* _Short task_:
Leave out the pictures and copy the remaining records exactly.

=== Record extracts ===

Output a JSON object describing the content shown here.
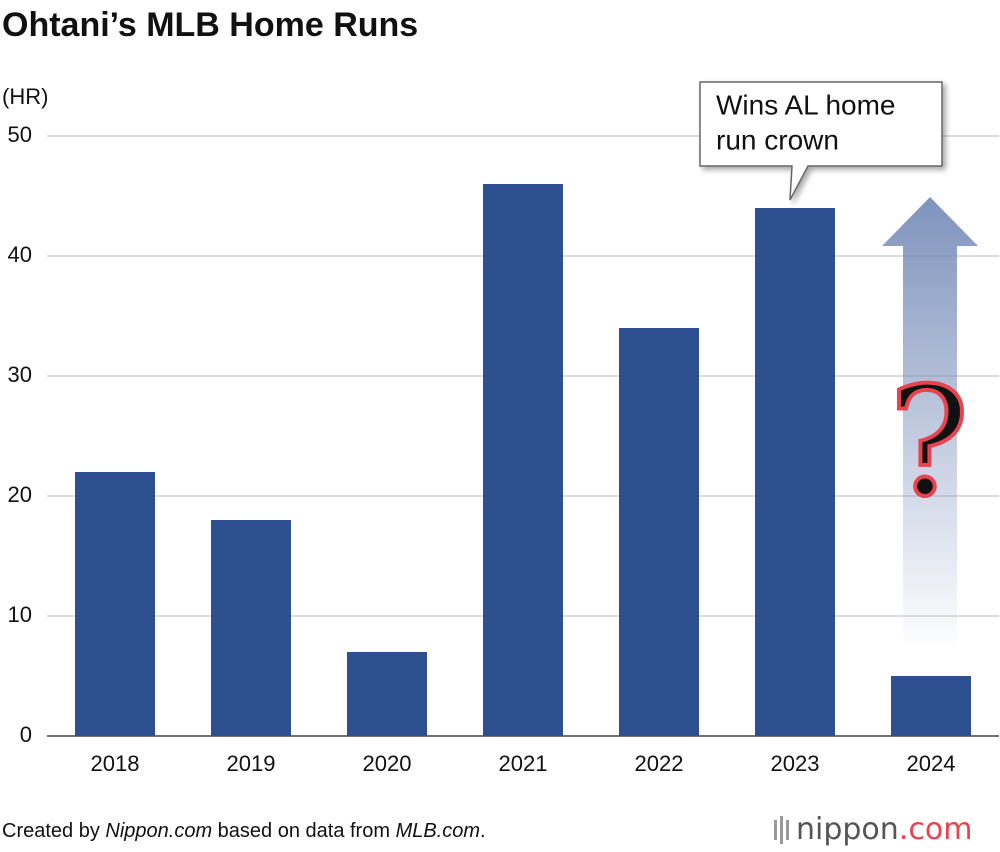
{
  "chart_data": {
    "type": "bar",
    "title": "Ohtani’s MLB Home Runs",
    "y_label": "(HR)",
    "categories": [
      "2018",
      "2019",
      "2020",
      "2021",
      "2022",
      "2023",
      "2024"
    ],
    "values": [
      22,
      18,
      7,
      46,
      34,
      44,
      5
    ],
    "color": "#2f5090",
    "ylim": [
      0,
      50
    ],
    "yticks": [
      0,
      10,
      20,
      30,
      40,
      50
    ],
    "grid": true,
    "annotation": {
      "lines": [
        "Wins AL home",
        "run crown"
      ]
    },
    "question": "?",
    "source": [
      "Created by ",
      "Nippon.com",
      " based on data from ",
      "MLB.com",
      "."
    ],
    "logo": {
      "name": "nippon",
      "tld": ".com"
    }
  }
}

===

* _Complete output_:
Output a JSON object describing the content shown here.
{
  "chart_data": {
    "type": "bar",
    "title": "Ohtani’s MLB Home Runs",
    "y_label": "(HR)",
    "categories": [
      "2018",
      "2019",
      "2020",
      "2021",
      "2022",
      "2023",
      "2024"
    ],
    "values": [
      22,
      18,
      7,
      46,
      34,
      44,
      5
    ],
    "color": "#2f5090",
    "ylim": [
      0,
      50
    ],
    "yticks": [
      0,
      10,
      20,
      30,
      40,
      50
    ],
    "grid": true,
    "annotation": {
      "lines": [
        "Wins AL home",
        "run crown"
      ]
    },
    "question": "?",
    "source": [
      "Created by ",
      "Nippon.com",
      " based on data from ",
      "MLB.com",
      "."
    ],
    "logo": {
      "name": "nippon",
      "tld": ".com"
    }
  }
}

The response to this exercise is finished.